══ RECORDS PROVIDED ══

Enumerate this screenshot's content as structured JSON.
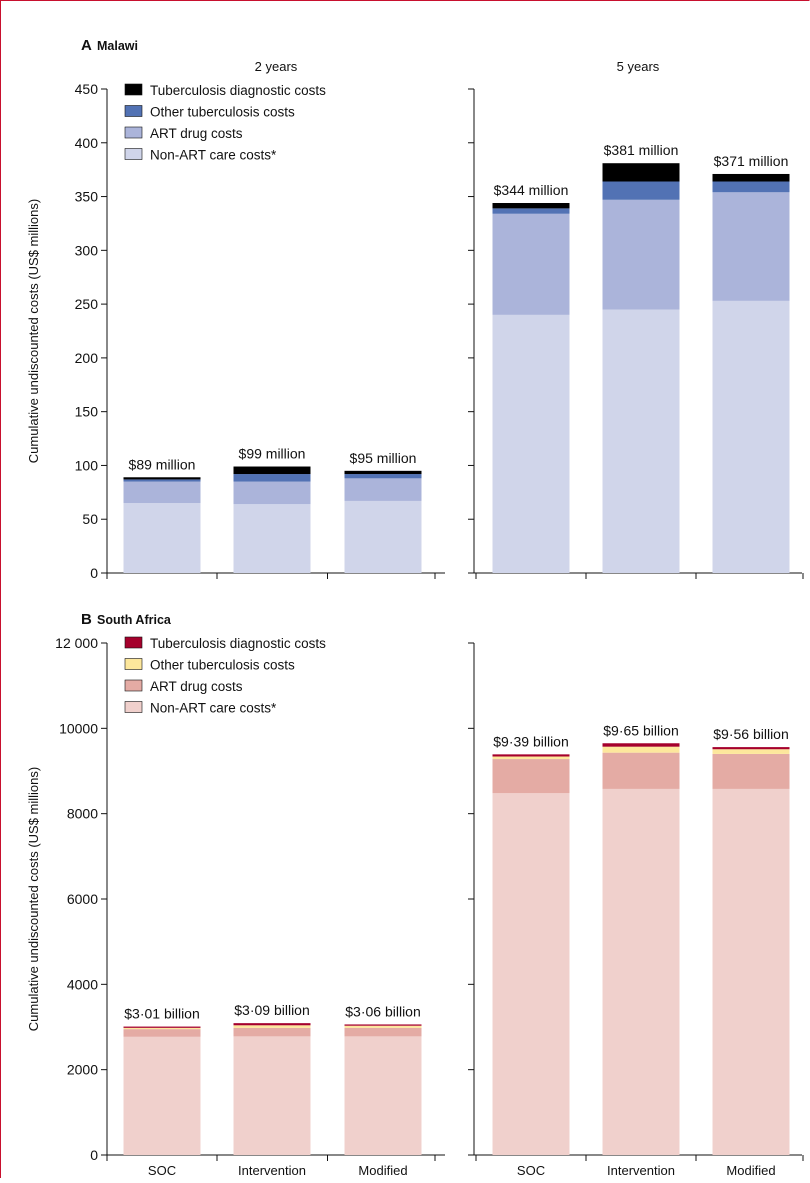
{
  "y_axis_label": "Cumulative undiscounted costs (US$ millions)",
  "categories": [
    "SOC",
    "Intervention",
    "Modified intervention"
  ],
  "chart_data": [
    {
      "type": "bar",
      "stacked": true,
      "panel": "A",
      "title": "Malawi",
      "ylabel": "Cumulative undiscounted costs (US$ millions)",
      "ylim": [
        0,
        450
      ],
      "yticks": [
        0,
        50,
        100,
        150,
        200,
        250,
        300,
        350,
        400,
        450
      ],
      "ytick_labels": [
        "0",
        "50",
        "100",
        "150",
        "200",
        "250",
        "300",
        "350",
        "400",
        "450"
      ],
      "legend_position": "top-left",
      "series": [
        {
          "name": "Non-ART care costs*",
          "color": "#d0d5ea"
        },
        {
          "name": "ART drug costs",
          "color": "#abb4da"
        },
        {
          "name": "Other tuberculosis costs",
          "color": "#5272b4"
        },
        {
          "name": "Tuberculosis diagnostic costs",
          "color": "#000000"
        }
      ],
      "subplots": [
        {
          "label": "2 years",
          "categories": [
            "SOC",
            "Intervention",
            "Modified intervention"
          ],
          "values": [
            [
              65,
              20,
              2,
              2
            ],
            [
              64,
              21,
              7,
              7
            ],
            [
              67,
              21,
              4,
              3
            ]
          ],
          "totals": [
            "$89 million",
            "$99 million",
            "$95 million"
          ]
        },
        {
          "label": "5 years",
          "categories": [
            "SOC",
            "Intervention",
            "Modified intervention"
          ],
          "values": [
            [
              240,
              94,
              5,
              5
            ],
            [
              245,
              102,
              17,
              17
            ],
            [
              253,
              101,
              10,
              7
            ]
          ],
          "totals": [
            "$344 million",
            "$381 million",
            "$371 million"
          ]
        }
      ]
    },
    {
      "type": "bar",
      "stacked": true,
      "panel": "B",
      "title": "South Africa",
      "ylabel": "Cumulative undiscounted costs (US$ millions)",
      "ylim": [
        0,
        12000
      ],
      "yticks": [
        0,
        2000,
        4000,
        6000,
        8000,
        10000,
        12000
      ],
      "ytick_labels": [
        "0",
        "2000",
        "4000",
        "6000",
        "8000",
        "10000",
        "12 000"
      ],
      "legend_position": "top-left",
      "series": [
        {
          "name": "Non-ART care costs*",
          "color": "#f0d0cc"
        },
        {
          "name": "ART drug costs",
          "color": "#e4aba4"
        },
        {
          "name": "Other tuberculosis costs",
          "color": "#fde79c"
        },
        {
          "name": "Tuberculosis diagnostic costs",
          "color": "#a5002c"
        }
      ],
      "subplots": [
        {
          "label": "",
          "categories": [
            "SOC",
            "Intervention",
            "Modified intervention"
          ],
          "values": [
            [
              2770,
              180,
              30,
              30
            ],
            [
              2780,
              200,
              60,
              50
            ],
            [
              2780,
              200,
              50,
              30
            ]
          ],
          "totals": [
            "$3·01 billion",
            "$3·09 billion",
            "$3·06 billion"
          ]
        },
        {
          "label": "",
          "categories": [
            "SOC",
            "Intervention",
            "Modified intervention"
          ],
          "values": [
            [
              8480,
              800,
              60,
              50
            ],
            [
              8580,
              850,
              140,
              80
            ],
            [
              8580,
              820,
              110,
              50
            ]
          ],
          "totals": [
            "$9·39 billion",
            "$9·65 billion",
            "$9·56 billion"
          ]
        }
      ]
    }
  ]
}
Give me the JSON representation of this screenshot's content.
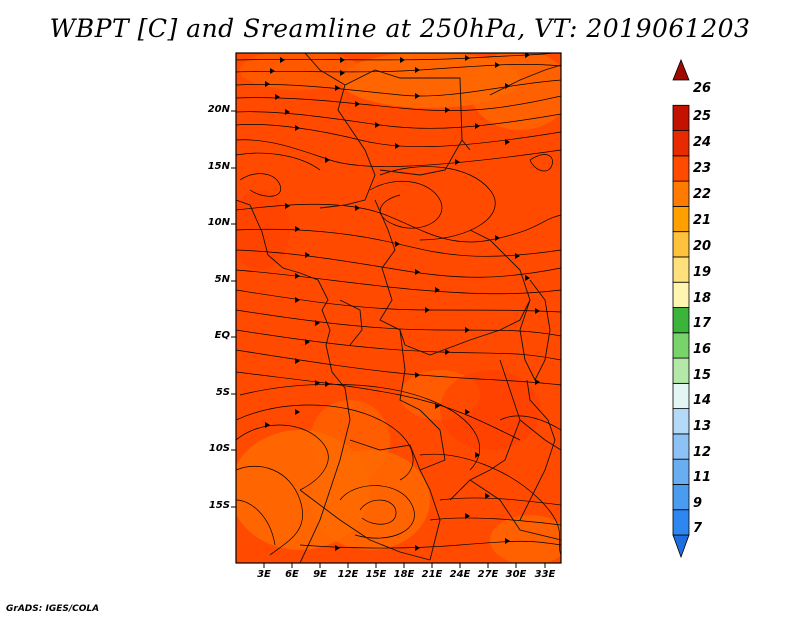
{
  "title": "WBPT [C] and Sreamline at 250hPa, VT: 2019061203",
  "credit": "GrADS: IGES/COLA",
  "map": {
    "lat_labels": [
      "20N",
      "15N",
      "10N",
      "5N",
      "EQ",
      "5S",
      "10S",
      "15S"
    ],
    "lat_values": [
      20,
      15,
      10,
      5,
      0,
      -5,
      -10,
      -15
    ],
    "lon_labels": [
      "3E",
      "6E",
      "9E",
      "12E",
      "15E",
      "18E",
      "21E",
      "24E",
      "27E",
      "30E",
      "33E"
    ],
    "lon_values": [
      3,
      6,
      9,
      12,
      15,
      18,
      21,
      24,
      27,
      30,
      33
    ],
    "lon_range": [
      0,
      35
    ],
    "lat_range": [
      -20,
      25
    ]
  },
  "colorbar": {
    "labels": [
      "7",
      "9",
      "11",
      "12",
      "13",
      "14",
      "15",
      "16",
      "17",
      "18",
      "19",
      "20",
      "21",
      "22",
      "23",
      "24",
      "25",
      "26"
    ],
    "colors": [
      "#1e6ee0",
      "#2e86f0",
      "#4a9cf0",
      "#6aaef2",
      "#8cc2f4",
      "#b4daf8",
      "#e4f6f4",
      "#b4e8a8",
      "#78d46a",
      "#3cb43c",
      "#fff5b0",
      "#ffe07a",
      "#ffc23c",
      "#ffa000",
      "#ff7a00",
      "#ff4a00",
      "#e82a00",
      "#c41200",
      "#a00a00"
    ]
  }
}
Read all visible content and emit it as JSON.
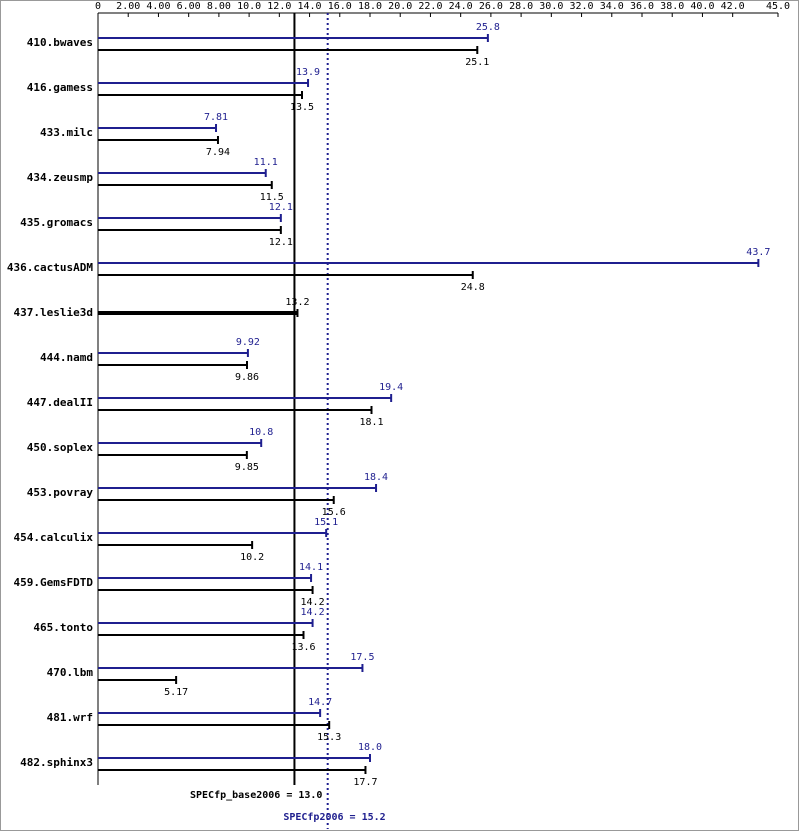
{
  "chart_data": {
    "type": "spec-bars",
    "categories": [
      "410.bwaves",
      "416.gamess",
      "433.milc",
      "434.zeusmp",
      "435.gromacs",
      "436.cactusADM",
      "437.leslie3d",
      "444.namd",
      "447.dealII",
      "450.soplex",
      "453.povray",
      "454.calculix",
      "459.GemsFDTD",
      "465.tonto",
      "470.lbm",
      "481.wrf",
      "482.sphinx3"
    ],
    "series": [
      {
        "color": "#1f1f8f",
        "values": [
          25.8,
          13.9,
          7.81,
          11.1,
          12.1,
          43.7,
          null,
          9.92,
          19.4,
          10.8,
          18.4,
          15.1,
          14.1,
          14.2,
          17.5,
          14.7,
          18.0
        ],
        "value_labels": [
          "25.8",
          "13.9",
          "7.81",
          "11.1",
          "12.1",
          "43.7",
          null,
          "9.92",
          "19.4",
          "10.8",
          "18.4",
          "15.1",
          "14.1",
          "14.2",
          "17.5",
          "14.7",
          "18.0"
        ]
      },
      {
        "color": "#000000",
        "values": [
          25.1,
          13.5,
          7.94,
          11.5,
          12.1,
          24.8,
          13.2,
          9.86,
          18.1,
          9.85,
          15.6,
          10.2,
          14.2,
          13.6,
          5.17,
          15.3,
          17.7
        ],
        "value_labels": [
          "25.1",
          "13.5",
          "7.94",
          "11.5",
          "12.1",
          "24.8",
          "13.2",
          "9.86",
          "18.1",
          "9.85",
          "15.6",
          "10.2",
          "14.2",
          "13.6",
          "5.17",
          "15.3",
          "17.7"
        ]
      }
    ],
    "xlim": [
      0,
      45
    ],
    "xticks": [
      0,
      {
        "value": 2,
        "label": "2.00"
      },
      {
        "value": 4,
        "label": "4.00"
      },
      {
        "value": 6,
        "label": "6.00"
      },
      {
        "value": 8,
        "label": "8.00"
      },
      {
        "value": 10,
        "label": "10.0"
      },
      {
        "value": 12,
        "label": "12.0"
      },
      {
        "value": 14,
        "label": "14.0"
      },
      {
        "value": 16,
        "label": "16.0"
      },
      {
        "value": 18,
        "label": "18.0"
      },
      {
        "value": 20,
        "label": "20.0"
      },
      {
        "value": 22,
        "label": "22.0"
      },
      {
        "value": 24,
        "label": "24.0"
      },
      {
        "value": 26,
        "label": "26.0"
      },
      {
        "value": 28,
        "label": "28.0"
      },
      {
        "value": 30,
        "label": "30.0"
      },
      {
        "value": 32,
        "label": "32.0"
      },
      {
        "value": 34,
        "label": "34.0"
      },
      {
        "value": 36,
        "label": "36.0"
      },
      {
        "value": 38,
        "label": "38.0"
      },
      {
        "value": 40,
        "label": "40.0"
      },
      {
        "value": 42,
        "label": "42.0"
      },
      {
        "value": 45,
        "label": "45.0"
      }
    ],
    "base_summary": {
      "value": 13.0,
      "label": "SPECfp_base2006 = 13.0"
    },
    "peak_summary": {
      "value": 15.2,
      "label": "SPECfp2006 = 15.2"
    }
  }
}
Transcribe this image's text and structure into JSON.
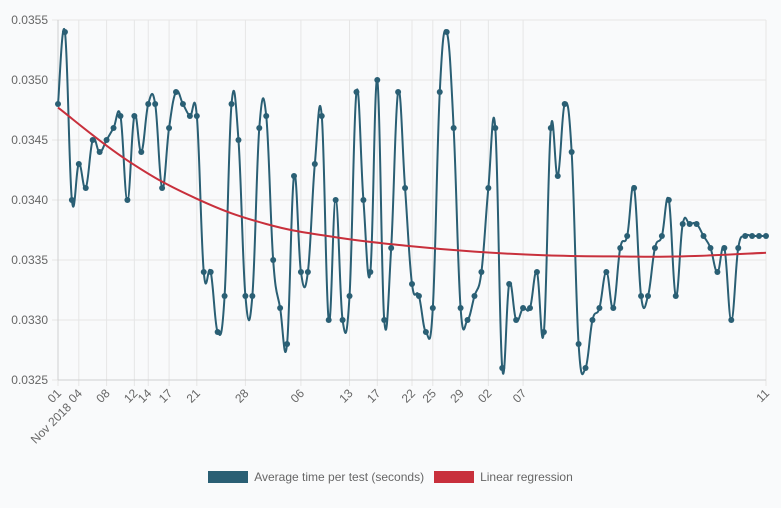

═══

# [WHAT YOU NEED TO DO]
In the records above, locate the lines holding the word "content". Copy each of them.

# [TASK SOLUTION]
Enumerate this screenshot's content as structured JSON.
Give me the JSON representation of this screenshot's content.
Read all visible content and emit it as JSON.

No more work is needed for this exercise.